**SET TASK**: Nothing in the records may be left out or altered; reproduce them all exactly.

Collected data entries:
# # # #

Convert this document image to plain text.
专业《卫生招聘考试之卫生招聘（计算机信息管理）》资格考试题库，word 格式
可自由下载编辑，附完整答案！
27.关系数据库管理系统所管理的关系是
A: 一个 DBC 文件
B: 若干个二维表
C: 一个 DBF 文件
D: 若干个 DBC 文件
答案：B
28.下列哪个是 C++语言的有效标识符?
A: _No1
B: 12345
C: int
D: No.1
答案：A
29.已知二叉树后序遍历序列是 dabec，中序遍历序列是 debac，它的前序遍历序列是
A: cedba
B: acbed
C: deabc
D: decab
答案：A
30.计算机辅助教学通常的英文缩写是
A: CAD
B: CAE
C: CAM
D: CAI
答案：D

# # # #

**RESPONSE**:
Convert this document image to plain text.
专业《卫生招聘考试之卫生招聘（计算机信息管理）》资格考试题库，word 格式
可自由下载编辑，附完整答案！
27.关系数据库管理系统所管理的关系是
A: 一个 DBC 文件
B: 若干个二维表
C: 一个 DBF 文件
D: 若干个 DBC 文件
答案：B
28.下列哪个是 C++语言的有效标识符?
A: _No1
B: 12345
C: int
D: No.1
答案：A
29.已知二叉树后序遍历序列是 dabec，中序遍历序列是 debac，它的前序遍历序列是
A: cedba
B: acbed
C: deabc
D: decab
答案：A
30.计算机辅助教学通常的英文缩写是
A: CAD
B: CAE
C: CAM
D: CAI
答案：D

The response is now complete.